• What to work on
Give the number of lines in this listing that contain the word "FSalt", and nothing else.

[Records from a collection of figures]
▬▬▬▬▬▬▬▬▬▬

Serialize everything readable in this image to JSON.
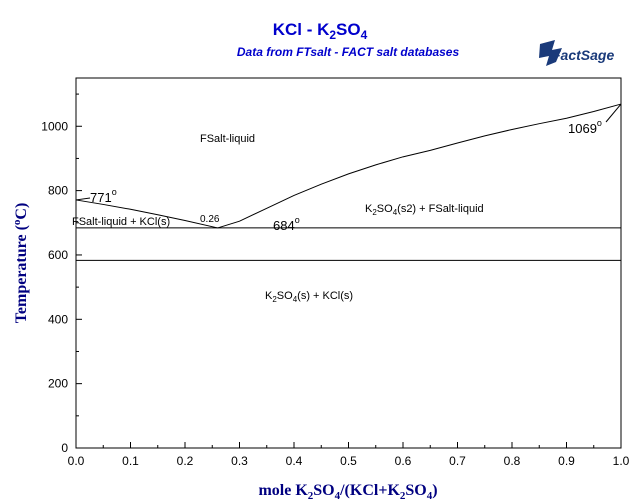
{
  "chart_data": {
    "type": "line",
    "title": "KCl - K2SO4",
    "subtitle": "Data from FTsalt - FACT salt databases",
    "brand": "FactSage",
    "xlabel": "mole K2SO4/(KCl+K2SO4)",
    "ylabel": "Temperature (°C)",
    "xlim": [
      0,
      1
    ],
    "ylim": [
      0,
      1150
    ],
    "x_ticks": [
      "0.0",
      "0.1",
      "0.2",
      "0.3",
      "0.4",
      "0.5",
      "0.6",
      "0.7",
      "0.8",
      "0.9",
      "1.0"
    ],
    "y_ticks": [
      "0",
      "200",
      "400",
      "600",
      "800",
      "1000"
    ],
    "series": [
      {
        "x": [
          0.0,
          0.05,
          0.1,
          0.15,
          0.2,
          0.26
        ],
        "y": [
          771,
          757,
          742,
          725,
          707,
          684
        ]
      },
      {
        "x": [
          0.26,
          0.3,
          0.35,
          0.4,
          0.45,
          0.5,
          0.55,
          0.6,
          0.65,
          0.7,
          0.75,
          0.8,
          0.85,
          0.9,
          0.95,
          1.0
        ],
        "y": [
          684,
          705,
          745,
          785,
          820,
          852,
          880,
          905,
          925,
          948,
          970,
          990,
          1008,
          1025,
          1046,
          1069
        ]
      },
      {
        "x": [
          0.0,
          1.0
        ],
        "y": [
          684,
          684
        ]
      },
      {
        "x": [
          0.0,
          1.0
        ],
        "y": [
          583,
          583
        ]
      }
    ],
    "annotations": [
      {
        "text": "FSalt-liquid",
        "x": 0.23,
        "y": 960
      },
      {
        "text": "FSalt-liquid + KCl(s)",
        "x": 0.09,
        "y": 710
      },
      {
        "text": "K2SO4(s2) + FSalt-liquid",
        "x": 0.65,
        "y": 735
      },
      {
        "text": "K2SO4(s) + KCl(s)",
        "x": 0.44,
        "y": 465
      },
      {
        "text": "771°",
        "x": 0.05,
        "y": 780
      },
      {
        "text": "0.26",
        "x": 0.255,
        "y": 710
      },
      {
        "text": "684°",
        "x": 0.4,
        "y": 668
      },
      {
        "text": "1069°",
        "x": 0.955,
        "y": 1000
      }
    ]
  }
}
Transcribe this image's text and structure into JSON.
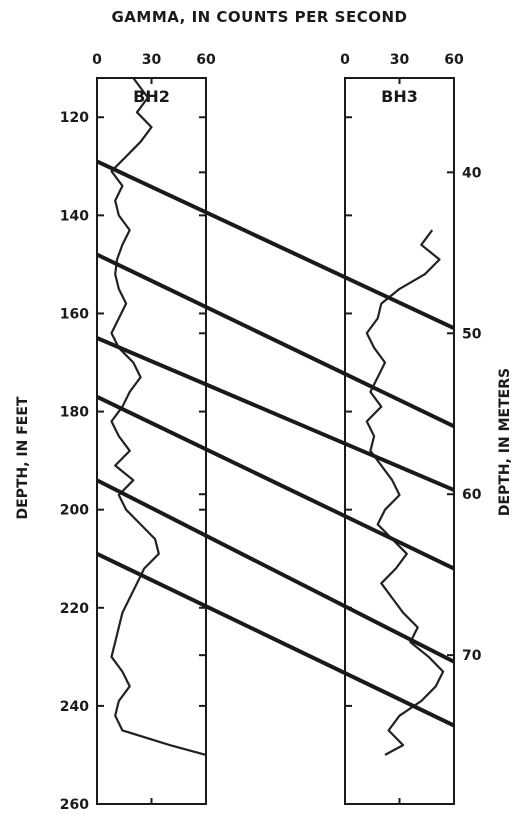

▬▬▬▬▬▬▬▬▬▬

• Output for this task
3